* **Task statement**
Find the lines below that contain the word "有意识的活动" and count them. Only the number should be given.

* **Records provided**
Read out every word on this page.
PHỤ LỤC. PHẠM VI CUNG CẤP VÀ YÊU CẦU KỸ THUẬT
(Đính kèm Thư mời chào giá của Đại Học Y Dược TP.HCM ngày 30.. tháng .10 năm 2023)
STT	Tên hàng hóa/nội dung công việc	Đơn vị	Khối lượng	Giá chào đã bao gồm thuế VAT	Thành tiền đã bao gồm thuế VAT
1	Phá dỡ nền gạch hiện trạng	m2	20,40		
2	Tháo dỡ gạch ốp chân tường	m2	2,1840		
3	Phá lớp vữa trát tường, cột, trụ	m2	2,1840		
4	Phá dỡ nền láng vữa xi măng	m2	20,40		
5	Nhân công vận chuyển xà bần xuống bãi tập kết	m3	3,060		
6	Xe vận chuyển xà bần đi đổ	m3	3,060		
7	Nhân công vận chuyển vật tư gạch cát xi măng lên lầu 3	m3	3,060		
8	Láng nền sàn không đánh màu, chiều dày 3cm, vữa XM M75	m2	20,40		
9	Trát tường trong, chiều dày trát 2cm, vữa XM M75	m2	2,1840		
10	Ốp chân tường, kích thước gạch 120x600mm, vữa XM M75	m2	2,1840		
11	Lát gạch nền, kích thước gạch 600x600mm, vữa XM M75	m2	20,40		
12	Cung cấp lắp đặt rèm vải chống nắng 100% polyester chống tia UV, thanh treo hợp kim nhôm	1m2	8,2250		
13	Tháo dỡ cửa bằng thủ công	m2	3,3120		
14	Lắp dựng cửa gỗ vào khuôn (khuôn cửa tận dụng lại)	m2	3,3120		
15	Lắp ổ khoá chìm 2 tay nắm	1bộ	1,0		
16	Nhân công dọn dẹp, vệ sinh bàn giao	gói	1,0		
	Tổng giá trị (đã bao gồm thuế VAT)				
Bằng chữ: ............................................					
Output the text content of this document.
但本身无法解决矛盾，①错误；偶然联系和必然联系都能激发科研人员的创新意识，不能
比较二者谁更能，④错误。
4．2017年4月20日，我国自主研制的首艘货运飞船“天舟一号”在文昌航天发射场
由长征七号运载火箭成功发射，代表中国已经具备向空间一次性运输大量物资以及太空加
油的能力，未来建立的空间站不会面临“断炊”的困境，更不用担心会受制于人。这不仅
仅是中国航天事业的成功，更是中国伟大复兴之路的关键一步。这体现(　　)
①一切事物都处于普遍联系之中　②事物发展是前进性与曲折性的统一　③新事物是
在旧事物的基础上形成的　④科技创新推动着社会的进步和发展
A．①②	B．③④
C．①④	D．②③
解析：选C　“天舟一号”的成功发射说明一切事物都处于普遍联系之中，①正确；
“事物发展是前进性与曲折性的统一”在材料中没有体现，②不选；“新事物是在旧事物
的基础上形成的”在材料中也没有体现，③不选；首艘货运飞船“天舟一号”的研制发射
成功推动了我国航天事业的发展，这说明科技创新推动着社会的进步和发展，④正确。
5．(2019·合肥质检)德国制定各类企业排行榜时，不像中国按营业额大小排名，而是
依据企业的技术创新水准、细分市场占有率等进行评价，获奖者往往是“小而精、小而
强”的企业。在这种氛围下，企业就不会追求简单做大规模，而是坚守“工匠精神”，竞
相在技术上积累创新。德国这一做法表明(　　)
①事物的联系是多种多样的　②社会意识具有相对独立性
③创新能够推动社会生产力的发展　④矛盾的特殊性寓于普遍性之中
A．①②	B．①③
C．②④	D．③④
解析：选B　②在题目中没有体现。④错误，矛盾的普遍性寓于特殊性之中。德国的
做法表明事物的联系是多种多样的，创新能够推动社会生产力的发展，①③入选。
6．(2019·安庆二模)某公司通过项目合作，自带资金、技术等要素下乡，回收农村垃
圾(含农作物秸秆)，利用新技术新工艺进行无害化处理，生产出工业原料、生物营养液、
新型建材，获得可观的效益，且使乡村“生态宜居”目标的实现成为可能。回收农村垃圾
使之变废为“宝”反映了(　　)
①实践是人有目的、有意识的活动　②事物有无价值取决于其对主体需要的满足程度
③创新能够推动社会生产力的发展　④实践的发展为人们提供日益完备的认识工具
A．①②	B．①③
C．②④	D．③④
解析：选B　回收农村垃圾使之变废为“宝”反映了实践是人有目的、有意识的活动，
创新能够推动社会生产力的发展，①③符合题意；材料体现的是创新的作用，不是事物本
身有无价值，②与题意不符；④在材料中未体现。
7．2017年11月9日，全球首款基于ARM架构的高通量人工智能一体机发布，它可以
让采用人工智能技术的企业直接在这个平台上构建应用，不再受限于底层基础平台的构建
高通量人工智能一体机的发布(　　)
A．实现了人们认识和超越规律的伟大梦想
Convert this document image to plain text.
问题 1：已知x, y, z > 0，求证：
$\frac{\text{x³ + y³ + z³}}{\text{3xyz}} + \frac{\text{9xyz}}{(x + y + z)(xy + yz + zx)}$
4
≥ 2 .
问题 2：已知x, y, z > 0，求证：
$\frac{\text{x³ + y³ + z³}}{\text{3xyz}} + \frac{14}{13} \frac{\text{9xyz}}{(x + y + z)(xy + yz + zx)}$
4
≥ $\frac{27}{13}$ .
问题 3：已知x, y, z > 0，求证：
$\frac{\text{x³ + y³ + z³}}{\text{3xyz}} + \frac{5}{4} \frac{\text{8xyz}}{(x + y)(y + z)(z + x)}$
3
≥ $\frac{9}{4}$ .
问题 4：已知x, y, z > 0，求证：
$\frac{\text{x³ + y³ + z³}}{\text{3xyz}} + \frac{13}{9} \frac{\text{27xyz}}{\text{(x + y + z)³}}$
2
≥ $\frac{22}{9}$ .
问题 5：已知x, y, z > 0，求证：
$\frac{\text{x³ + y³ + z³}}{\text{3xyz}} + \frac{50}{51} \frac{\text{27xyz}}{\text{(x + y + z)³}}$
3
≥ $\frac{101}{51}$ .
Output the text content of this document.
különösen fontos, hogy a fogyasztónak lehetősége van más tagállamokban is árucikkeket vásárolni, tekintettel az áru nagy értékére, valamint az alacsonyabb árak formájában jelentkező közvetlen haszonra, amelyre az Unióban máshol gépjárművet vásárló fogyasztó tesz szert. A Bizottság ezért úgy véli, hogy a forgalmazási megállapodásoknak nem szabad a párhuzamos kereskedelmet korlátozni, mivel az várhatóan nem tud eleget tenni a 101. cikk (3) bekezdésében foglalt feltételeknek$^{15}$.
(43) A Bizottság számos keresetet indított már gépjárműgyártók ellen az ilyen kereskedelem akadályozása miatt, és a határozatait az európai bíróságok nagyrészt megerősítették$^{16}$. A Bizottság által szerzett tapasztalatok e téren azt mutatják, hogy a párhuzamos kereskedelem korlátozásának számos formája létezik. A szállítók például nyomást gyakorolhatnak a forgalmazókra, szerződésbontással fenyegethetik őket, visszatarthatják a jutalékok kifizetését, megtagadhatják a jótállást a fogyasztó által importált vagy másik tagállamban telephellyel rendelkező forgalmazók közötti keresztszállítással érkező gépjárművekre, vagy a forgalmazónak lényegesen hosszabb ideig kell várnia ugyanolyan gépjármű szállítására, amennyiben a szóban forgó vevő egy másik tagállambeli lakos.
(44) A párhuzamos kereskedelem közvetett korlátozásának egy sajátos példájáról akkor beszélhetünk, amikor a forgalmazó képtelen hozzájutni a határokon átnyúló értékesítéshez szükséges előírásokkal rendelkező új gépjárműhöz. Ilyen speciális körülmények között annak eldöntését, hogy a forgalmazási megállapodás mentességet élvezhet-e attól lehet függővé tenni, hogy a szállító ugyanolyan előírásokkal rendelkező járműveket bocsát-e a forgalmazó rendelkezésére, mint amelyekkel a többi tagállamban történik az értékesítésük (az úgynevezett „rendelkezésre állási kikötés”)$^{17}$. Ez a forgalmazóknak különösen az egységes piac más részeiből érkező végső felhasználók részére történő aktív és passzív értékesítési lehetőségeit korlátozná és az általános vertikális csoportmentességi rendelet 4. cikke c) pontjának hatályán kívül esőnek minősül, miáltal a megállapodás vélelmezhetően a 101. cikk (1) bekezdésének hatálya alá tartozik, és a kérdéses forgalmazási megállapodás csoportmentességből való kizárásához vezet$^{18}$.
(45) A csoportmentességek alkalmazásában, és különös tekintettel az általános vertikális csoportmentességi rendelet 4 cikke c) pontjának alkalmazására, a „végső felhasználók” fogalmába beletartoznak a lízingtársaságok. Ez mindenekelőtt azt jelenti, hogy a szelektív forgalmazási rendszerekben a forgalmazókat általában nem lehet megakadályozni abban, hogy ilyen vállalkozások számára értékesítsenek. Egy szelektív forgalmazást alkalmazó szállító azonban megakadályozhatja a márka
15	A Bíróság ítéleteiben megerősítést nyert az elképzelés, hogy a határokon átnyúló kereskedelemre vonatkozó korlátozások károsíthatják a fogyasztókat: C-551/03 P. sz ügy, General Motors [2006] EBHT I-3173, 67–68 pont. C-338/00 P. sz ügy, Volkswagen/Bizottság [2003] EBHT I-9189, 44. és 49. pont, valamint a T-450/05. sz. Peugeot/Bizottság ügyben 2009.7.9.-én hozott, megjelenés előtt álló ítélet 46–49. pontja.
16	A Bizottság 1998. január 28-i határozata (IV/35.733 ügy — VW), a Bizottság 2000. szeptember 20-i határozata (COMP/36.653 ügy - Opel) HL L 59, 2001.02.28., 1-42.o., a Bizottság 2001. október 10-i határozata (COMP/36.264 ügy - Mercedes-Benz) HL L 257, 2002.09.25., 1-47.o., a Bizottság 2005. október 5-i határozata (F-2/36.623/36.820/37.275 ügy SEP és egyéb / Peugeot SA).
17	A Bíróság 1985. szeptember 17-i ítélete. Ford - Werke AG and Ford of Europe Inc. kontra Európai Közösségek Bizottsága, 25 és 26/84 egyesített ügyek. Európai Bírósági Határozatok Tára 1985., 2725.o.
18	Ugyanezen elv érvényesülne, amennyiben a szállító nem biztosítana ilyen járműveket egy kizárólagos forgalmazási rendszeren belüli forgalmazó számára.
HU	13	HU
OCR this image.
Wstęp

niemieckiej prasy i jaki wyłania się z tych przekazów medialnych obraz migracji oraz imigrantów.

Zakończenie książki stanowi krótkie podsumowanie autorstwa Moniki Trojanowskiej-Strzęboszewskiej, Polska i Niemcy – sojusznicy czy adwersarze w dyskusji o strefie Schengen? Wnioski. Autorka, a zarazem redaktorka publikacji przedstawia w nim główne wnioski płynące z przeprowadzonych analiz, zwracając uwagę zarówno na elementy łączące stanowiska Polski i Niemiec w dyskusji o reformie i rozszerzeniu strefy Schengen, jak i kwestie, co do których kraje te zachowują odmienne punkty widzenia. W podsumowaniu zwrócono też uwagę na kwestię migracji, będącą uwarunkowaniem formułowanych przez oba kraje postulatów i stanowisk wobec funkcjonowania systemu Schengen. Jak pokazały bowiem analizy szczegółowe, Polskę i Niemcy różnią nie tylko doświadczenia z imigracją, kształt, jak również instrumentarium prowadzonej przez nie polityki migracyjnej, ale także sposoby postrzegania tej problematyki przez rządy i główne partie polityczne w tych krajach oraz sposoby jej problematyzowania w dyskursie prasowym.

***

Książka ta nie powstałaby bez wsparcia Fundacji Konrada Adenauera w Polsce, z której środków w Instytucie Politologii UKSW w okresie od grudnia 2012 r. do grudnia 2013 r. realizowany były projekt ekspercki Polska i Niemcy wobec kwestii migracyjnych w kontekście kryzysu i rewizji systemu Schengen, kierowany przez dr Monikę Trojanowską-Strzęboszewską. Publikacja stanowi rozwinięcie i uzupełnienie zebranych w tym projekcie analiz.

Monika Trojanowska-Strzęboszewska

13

* **Problem solution**
2